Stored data
⁂
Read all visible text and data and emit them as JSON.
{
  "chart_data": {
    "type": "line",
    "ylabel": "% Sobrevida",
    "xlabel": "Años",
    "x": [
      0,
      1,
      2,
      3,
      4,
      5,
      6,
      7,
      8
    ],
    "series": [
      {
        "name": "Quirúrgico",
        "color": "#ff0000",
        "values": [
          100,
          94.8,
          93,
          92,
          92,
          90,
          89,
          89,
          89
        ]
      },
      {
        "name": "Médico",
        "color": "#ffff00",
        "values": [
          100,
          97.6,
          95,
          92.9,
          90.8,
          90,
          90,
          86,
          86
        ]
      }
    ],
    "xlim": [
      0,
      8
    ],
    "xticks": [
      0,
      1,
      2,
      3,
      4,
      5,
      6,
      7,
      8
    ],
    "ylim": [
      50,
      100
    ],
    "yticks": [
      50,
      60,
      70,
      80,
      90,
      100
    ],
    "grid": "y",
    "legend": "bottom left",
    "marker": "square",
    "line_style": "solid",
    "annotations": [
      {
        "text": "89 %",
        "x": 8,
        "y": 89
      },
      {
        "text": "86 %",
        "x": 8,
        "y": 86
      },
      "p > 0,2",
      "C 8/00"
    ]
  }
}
⁂
# The problem
Extract all of the data above and output it character for character.

# Exercise solution
Read all visible text and data and emit them as JSON.
{
  "chart_data": {
    "type": "line",
    "ylabel": "% Sobrevida",
    "xlabel": "Años",
    "x": [
      0,
      1,
      2,
      3,
      4,
      5,
      6,
      7,
      8
    ],
    "series": [
      {
        "name": "Quirúrgico",
        "color": "#ff0000",
        "values": [
          100,
          94.8,
          93,
          92,
          92,
          90,
          89,
          89,
          89
        ]
      },
      {
        "name": "Médico",
        "color": "#ffff00",
        "values": [
          100,
          97.6,
          95,
          92.9,
          90.8,
          90,
          90,
          86,
          86
        ]
      }
    ],
    "xlim": [
      0,
      8
    ],
    "xticks": [
      0,
      1,
      2,
      3,
      4,
      5,
      6,
      7,
      8
    ],
    "ylim": [
      50,
      100
    ],
    "yticks": [
      50,
      60,
      70,
      80,
      90,
      100
    ],
    "grid": "y",
    "legend": "bottom left",
    "marker": "square",
    "line_style": "solid",
    "annotations": [
      {
        "text": "89 %",
        "x": 8,
        "y": 89
      },
      {
        "text": "86 %",
        "x": 8,
        "y": 86
      },
      "p > 0,2",
      "C 8/00"
    ]
  }
}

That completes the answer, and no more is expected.